● Task
Collect each line holding the string "java".

● Material for this exercise
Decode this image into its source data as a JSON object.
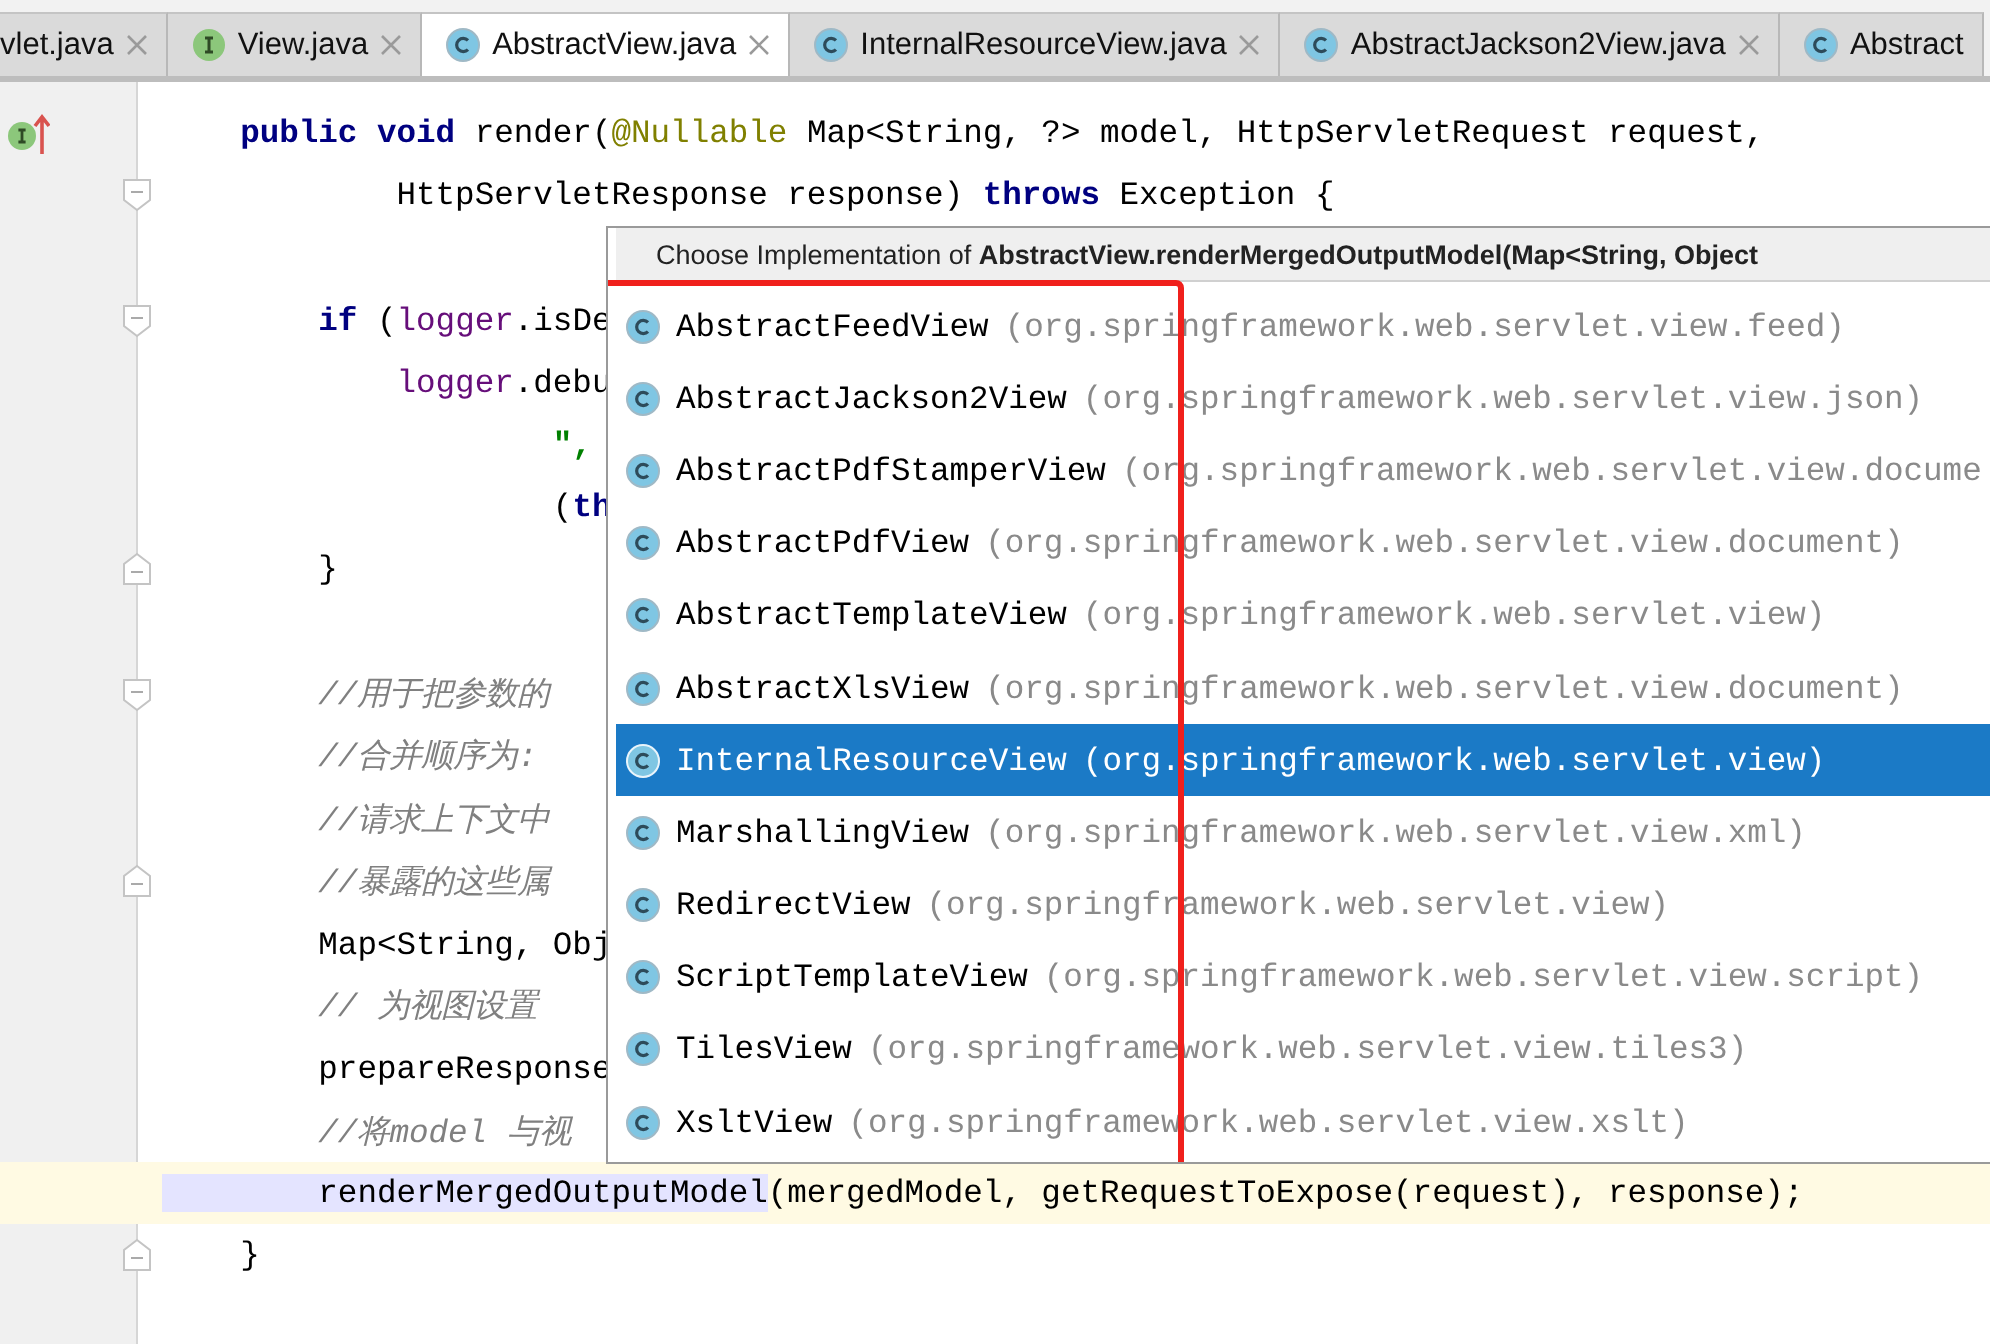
{
  "tabs": [
    {
      "label": "vlet.java",
      "kind": "plain",
      "selected": false
    },
    {
      "label": "View.java",
      "kind": "interface",
      "selected": false
    },
    {
      "label": "AbstractView.java",
      "kind": "class",
      "selected": true
    },
    {
      "label": "InternalResourceView.java",
      "kind": "class",
      "selected": false
    },
    {
      "label": "AbstractJackson2View.java",
      "kind": "class",
      "selected": false
    },
    {
      "label": "Abstract",
      "kind": "class",
      "selected": false
    }
  ],
  "editor": {
    "lines": [
      {
        "kind": "implements",
        "current": false,
        "tokens": [
          {
            "kind": "keyword",
            "text": "    public void"
          },
          {
            "kind": "plain",
            "text": " render("
          },
          {
            "kind": "annotation",
            "text": "@Nullable"
          },
          {
            "kind": "plain",
            "text": " Map<String, ?> model, HttpServletRequest request,"
          }
        ]
      },
      {
        "kind": "fold-start",
        "current": false,
        "tokens": [
          {
            "kind": "plain",
            "text": "            HttpServletResponse response) "
          },
          {
            "kind": "keyword",
            "text": "throws"
          },
          {
            "kind": "plain",
            "text": " Exception {"
          }
        ]
      },
      {
        "kind": "plain",
        "current": false
      },
      {
        "kind": "fold-start",
        "current": false,
        "tokens": [
          {
            "kind": "keyword",
            "text": "        if"
          },
          {
            "kind": "plain",
            "text": " ("
          },
          {
            "kind": "field",
            "text": "logger"
          },
          {
            "kind": "plain",
            "text": ".isDe"
          }
        ]
      },
      {
        "kind": "plain",
        "current": false,
        "tokens": [
          {
            "kind": "field",
            "text": "            logger"
          },
          {
            "kind": "plain",
            "text": ".debu"
          }
        ]
      },
      {
        "kind": "plain",
        "current": false,
        "tokens": [
          {
            "kind": "string",
            "text": "                    \","
          }
        ]
      },
      {
        "kind": "plain",
        "current": false,
        "tokens": [
          {
            "kind": "plain",
            "text": "                    ("
          },
          {
            "kind": "keyword",
            "text": "th"
          }
        ]
      },
      {
        "kind": "fold-end",
        "current": false,
        "tokens": [
          {
            "kind": "plain",
            "text": "        }"
          }
        ]
      },
      {
        "kind": "plain",
        "current": false
      },
      {
        "kind": "fold-start",
        "current": false,
        "tokens": [
          {
            "kind": "comment",
            "text": "        //用于把参数的"
          }
        ]
      },
      {
        "kind": "plain",
        "current": false,
        "tokens": [
          {
            "kind": "comment",
            "text": "        //合并顺序为:"
          }
        ]
      },
      {
        "kind": "plain",
        "current": false,
        "tokens": [
          {
            "kind": "comment",
            "text": "        //请求上下文中"
          }
        ]
      },
      {
        "kind": "fold-end",
        "current": false,
        "tokens": [
          {
            "kind": "comment",
            "text": "        //暴露的这些属"
          }
        ]
      },
      {
        "kind": "plain",
        "current": false,
        "tokens": [
          {
            "kind": "plain",
            "text": "        Map<String, Obj"
          }
        ]
      },
      {
        "kind": "plain",
        "current": false,
        "tokens": [
          {
            "kind": "comment",
            "text": "        // 为视图设置"
          }
        ]
      },
      {
        "kind": "plain",
        "current": false,
        "tokens": [
          {
            "kind": "plain",
            "text": "        prepareResponse"
          }
        ]
      },
      {
        "kind": "plain",
        "current": false,
        "tokens": [
          {
            "kind": "comment",
            "text": "        //将model 与视"
          }
        ]
      },
      {
        "kind": "plain",
        "current": true,
        "tokens": [
          {
            "kind": "usage",
            "text": "        renderMergedOutputModel"
          },
          {
            "kind": "plain",
            "text": "(mergedModel, getRequestToExpose(request), response);"
          }
        ]
      },
      {
        "kind": "fold-end",
        "current": false,
        "tokens": [
          {
            "kind": "plain",
            "text": "    }"
          }
        ]
      }
    ]
  },
  "popup": {
    "title": "Choose Implementation of **AbstractView.renderMergedOutputModel(Map<String, Object**",
    "items": [
      {
        "name": "AbstractFeedView",
        "package": "(org.springframework.web.servlet.view.feed)",
        "selected": false
      },
      {
        "name": "AbstractJackson2View",
        "package": "(org.springframework.web.servlet.view.json)",
        "selected": false
      },
      {
        "name": "AbstractPdfStamperView",
        "package": "(org.springframework.web.servlet.view.docume",
        "selected": false
      },
      {
        "name": "AbstractPdfView",
        "package": "(org.springframework.web.servlet.view.document)",
        "selected": false
      },
      {
        "name": "AbstractTemplateView",
        "package": "(org.springframework.web.servlet.view)",
        "selected": false
      },
      {
        "name": "AbstractXlsView",
        "package": "(org.springframework.web.servlet.view.document)",
        "selected": false
      },
      {
        "name": "InternalResourceView",
        "package": "(org.springframework.web.servlet.view)",
        "selected": true
      },
      {
        "name": "MarshallingView",
        "package": "(org.springframework.web.servlet.view.xml)",
        "selected": false
      },
      {
        "name": "RedirectView",
        "package": "(org.springframework.web.servlet.view)",
        "selected": false
      },
      {
        "name": "ScriptTemplateView",
        "package": "(org.springframework.web.servlet.view.script)",
        "selected": false
      },
      {
        "name": "TilesView",
        "package": "(org.springframework.web.servlet.view.tiles3)",
        "selected": false
      },
      {
        "name": "XsltView",
        "package": "(org.springframework.web.servlet.view.xslt)",
        "selected": false
      }
    ]
  }
}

● Result below
      "label": "vlet.java",
      "label": "View.java",
      "label": "AbstractView.java",
      "label": "InternalResourceView.java",
      "label": "AbstractJackson2View.java",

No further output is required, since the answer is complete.